- [Objective]:
Please format the listing from the line containing "- day-number: 13: [455, 306, 551, 321]" through the line containing "- calendar-cell: 9Sunrise: 8:32", both included, as a JSON list of strings with one string per line and blank lines omitted.

-- begin Record set --

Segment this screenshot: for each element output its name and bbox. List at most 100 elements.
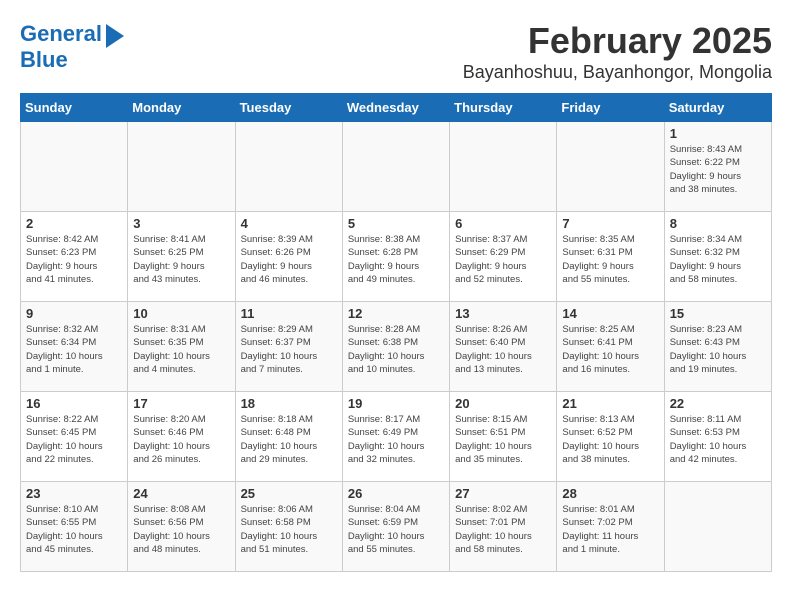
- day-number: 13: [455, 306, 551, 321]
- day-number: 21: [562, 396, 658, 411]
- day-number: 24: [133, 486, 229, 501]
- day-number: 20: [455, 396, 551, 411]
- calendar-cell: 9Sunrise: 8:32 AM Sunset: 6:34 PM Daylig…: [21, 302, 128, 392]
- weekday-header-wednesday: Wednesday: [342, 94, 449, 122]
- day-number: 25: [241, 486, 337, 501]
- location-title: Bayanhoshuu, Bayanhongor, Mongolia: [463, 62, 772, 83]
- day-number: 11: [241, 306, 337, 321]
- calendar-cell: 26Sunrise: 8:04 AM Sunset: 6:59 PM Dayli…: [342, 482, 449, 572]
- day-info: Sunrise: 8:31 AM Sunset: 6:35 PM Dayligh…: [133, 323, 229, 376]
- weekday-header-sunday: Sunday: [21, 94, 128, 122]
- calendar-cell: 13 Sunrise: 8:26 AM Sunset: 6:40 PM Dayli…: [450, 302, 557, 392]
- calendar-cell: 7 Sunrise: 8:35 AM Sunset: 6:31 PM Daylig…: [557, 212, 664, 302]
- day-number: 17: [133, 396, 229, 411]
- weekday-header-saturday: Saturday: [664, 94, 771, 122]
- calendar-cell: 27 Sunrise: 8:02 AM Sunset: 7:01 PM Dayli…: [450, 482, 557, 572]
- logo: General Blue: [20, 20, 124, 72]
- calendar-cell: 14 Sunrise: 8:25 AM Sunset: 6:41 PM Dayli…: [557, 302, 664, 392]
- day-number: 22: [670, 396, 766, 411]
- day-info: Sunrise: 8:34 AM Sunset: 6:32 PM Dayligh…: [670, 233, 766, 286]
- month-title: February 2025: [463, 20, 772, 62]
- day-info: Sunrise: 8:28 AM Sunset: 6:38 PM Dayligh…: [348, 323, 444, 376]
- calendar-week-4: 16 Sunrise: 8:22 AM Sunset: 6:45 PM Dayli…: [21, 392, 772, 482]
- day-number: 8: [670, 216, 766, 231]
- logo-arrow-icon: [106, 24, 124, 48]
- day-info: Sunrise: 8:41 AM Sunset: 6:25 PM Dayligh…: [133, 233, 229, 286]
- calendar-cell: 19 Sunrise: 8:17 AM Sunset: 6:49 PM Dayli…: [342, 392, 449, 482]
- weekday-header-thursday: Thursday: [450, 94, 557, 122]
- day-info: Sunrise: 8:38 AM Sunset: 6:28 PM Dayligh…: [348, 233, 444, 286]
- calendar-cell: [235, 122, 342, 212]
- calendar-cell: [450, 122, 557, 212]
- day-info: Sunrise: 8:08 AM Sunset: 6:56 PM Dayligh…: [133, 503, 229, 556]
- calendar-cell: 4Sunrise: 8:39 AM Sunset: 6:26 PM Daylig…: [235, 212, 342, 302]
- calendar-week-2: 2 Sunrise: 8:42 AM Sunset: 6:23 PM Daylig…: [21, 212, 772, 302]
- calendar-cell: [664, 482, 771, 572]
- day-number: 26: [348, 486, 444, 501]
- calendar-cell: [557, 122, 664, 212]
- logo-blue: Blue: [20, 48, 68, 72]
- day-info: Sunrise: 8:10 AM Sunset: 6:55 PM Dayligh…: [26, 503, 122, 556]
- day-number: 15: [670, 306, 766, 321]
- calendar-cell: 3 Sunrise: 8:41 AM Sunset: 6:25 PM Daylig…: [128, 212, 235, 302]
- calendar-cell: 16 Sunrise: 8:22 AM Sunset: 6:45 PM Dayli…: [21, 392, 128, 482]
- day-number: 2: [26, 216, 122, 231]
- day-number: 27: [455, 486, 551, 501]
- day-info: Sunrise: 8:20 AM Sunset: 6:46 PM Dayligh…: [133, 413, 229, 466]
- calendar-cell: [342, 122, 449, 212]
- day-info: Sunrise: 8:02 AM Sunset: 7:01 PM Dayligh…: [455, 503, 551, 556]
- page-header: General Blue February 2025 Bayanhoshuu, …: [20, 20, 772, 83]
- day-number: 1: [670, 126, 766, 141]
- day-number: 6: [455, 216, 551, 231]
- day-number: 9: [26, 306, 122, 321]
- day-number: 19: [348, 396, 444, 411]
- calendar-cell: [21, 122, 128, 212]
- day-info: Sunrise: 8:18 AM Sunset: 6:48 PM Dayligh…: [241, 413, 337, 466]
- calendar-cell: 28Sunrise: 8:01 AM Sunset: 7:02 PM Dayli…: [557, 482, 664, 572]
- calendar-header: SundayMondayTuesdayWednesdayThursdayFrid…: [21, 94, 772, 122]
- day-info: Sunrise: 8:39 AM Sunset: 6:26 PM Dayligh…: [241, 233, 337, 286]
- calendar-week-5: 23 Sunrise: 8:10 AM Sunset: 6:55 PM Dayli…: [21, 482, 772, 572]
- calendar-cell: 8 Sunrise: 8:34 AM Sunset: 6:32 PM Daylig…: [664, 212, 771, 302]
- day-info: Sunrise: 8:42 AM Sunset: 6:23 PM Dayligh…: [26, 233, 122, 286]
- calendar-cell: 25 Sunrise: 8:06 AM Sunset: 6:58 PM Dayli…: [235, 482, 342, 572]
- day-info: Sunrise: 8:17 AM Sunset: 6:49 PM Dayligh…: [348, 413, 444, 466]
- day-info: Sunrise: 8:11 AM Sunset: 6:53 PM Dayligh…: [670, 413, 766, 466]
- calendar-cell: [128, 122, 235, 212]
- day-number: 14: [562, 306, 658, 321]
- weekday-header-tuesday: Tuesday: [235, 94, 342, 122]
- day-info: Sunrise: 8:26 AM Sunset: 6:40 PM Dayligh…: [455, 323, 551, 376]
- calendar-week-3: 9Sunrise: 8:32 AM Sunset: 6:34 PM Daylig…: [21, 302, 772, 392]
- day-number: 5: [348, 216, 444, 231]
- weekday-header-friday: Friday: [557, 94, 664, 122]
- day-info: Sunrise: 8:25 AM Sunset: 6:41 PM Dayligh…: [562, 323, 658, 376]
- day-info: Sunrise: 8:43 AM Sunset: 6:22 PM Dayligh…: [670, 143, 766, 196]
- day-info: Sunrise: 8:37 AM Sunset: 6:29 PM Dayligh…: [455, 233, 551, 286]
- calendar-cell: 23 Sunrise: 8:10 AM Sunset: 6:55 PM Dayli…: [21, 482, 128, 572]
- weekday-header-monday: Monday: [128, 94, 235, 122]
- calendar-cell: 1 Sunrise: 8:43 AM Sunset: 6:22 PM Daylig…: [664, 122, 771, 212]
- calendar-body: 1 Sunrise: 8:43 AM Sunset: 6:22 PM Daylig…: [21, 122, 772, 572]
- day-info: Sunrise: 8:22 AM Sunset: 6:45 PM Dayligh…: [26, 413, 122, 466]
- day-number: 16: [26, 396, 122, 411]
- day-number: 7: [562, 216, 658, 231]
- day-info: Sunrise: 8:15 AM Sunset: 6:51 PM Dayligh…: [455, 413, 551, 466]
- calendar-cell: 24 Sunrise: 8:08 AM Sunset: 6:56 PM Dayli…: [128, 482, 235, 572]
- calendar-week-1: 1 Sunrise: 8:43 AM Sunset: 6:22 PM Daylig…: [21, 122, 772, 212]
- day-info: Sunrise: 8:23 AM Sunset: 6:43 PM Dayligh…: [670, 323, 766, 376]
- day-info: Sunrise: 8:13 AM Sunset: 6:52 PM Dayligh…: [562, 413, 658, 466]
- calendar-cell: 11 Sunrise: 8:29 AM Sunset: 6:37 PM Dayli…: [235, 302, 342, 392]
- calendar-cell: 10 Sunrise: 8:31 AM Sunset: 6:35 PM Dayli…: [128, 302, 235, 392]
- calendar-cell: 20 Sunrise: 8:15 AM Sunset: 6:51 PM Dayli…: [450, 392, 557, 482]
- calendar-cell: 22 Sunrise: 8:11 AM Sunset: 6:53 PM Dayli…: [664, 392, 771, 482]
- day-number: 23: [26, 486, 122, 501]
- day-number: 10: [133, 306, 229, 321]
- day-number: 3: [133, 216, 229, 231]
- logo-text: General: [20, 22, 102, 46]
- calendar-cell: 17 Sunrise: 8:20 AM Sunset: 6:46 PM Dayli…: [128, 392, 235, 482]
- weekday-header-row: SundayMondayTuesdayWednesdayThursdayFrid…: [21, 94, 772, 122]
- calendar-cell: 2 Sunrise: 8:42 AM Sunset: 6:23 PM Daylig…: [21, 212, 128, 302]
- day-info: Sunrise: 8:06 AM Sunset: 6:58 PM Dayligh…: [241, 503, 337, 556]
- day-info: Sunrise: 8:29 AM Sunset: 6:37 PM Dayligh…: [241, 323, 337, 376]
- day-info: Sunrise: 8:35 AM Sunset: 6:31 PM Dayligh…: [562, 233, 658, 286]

-- end Record set --
-- begin Record set --

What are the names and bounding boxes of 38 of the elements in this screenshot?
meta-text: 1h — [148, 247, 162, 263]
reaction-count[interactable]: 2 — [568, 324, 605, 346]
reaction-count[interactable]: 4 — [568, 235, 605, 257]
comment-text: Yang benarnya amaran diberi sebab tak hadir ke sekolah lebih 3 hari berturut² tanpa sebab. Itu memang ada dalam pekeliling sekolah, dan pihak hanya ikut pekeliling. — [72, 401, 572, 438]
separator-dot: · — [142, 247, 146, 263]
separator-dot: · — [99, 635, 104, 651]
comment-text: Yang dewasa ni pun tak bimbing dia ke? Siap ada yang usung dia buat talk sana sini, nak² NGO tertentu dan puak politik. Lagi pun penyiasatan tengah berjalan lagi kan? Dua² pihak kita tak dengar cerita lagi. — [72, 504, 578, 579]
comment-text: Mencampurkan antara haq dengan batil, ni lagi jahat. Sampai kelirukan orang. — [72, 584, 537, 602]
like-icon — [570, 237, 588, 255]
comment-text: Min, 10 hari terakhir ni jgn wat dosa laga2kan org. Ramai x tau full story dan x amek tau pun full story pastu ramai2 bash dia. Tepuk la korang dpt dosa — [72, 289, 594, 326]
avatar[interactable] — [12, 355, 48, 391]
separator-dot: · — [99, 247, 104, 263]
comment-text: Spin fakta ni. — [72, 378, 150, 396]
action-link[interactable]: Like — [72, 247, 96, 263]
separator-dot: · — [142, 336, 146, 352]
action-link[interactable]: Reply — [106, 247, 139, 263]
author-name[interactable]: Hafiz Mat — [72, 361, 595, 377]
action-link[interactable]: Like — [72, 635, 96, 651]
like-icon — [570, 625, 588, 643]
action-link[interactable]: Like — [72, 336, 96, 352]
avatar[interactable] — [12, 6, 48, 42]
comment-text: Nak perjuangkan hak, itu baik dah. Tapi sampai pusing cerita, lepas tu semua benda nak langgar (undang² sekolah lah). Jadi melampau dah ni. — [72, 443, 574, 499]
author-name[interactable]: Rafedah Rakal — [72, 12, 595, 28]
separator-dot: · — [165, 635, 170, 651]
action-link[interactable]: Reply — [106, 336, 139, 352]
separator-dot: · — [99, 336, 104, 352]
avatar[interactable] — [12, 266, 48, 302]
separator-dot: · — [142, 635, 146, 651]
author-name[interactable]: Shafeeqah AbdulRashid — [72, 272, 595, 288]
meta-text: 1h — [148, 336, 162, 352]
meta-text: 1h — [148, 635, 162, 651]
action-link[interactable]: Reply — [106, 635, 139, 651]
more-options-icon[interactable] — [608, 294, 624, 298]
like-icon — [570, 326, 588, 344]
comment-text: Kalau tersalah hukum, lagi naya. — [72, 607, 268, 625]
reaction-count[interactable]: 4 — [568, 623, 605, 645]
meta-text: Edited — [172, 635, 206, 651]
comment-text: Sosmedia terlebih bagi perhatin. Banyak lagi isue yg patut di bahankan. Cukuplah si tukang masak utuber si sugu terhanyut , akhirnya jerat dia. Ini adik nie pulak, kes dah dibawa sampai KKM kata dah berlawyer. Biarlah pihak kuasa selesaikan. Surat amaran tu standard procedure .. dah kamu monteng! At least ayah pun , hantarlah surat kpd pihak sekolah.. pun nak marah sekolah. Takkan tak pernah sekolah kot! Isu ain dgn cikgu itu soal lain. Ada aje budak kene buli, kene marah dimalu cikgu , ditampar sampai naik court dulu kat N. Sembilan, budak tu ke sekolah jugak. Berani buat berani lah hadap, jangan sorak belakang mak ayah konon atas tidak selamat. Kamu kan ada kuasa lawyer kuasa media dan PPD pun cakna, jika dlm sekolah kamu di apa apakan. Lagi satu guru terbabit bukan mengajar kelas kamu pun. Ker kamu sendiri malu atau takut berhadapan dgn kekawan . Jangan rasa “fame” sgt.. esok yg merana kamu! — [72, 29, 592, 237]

-- end Record set --

- [Right answer]:
[
  "- day-number: 13: [455, 306, 551, 321]",
  "- day-number: 21: [562, 396, 658, 411]",
  "- day-number: 24: [133, 486, 229, 501]",
  "- day-number: 20: [455, 396, 551, 411]",
  "- calendar-cell: 9Sunrise: 8:32 AM Sunset: 6:34 PM Daylig…: [21, 302, 128, 392]"
]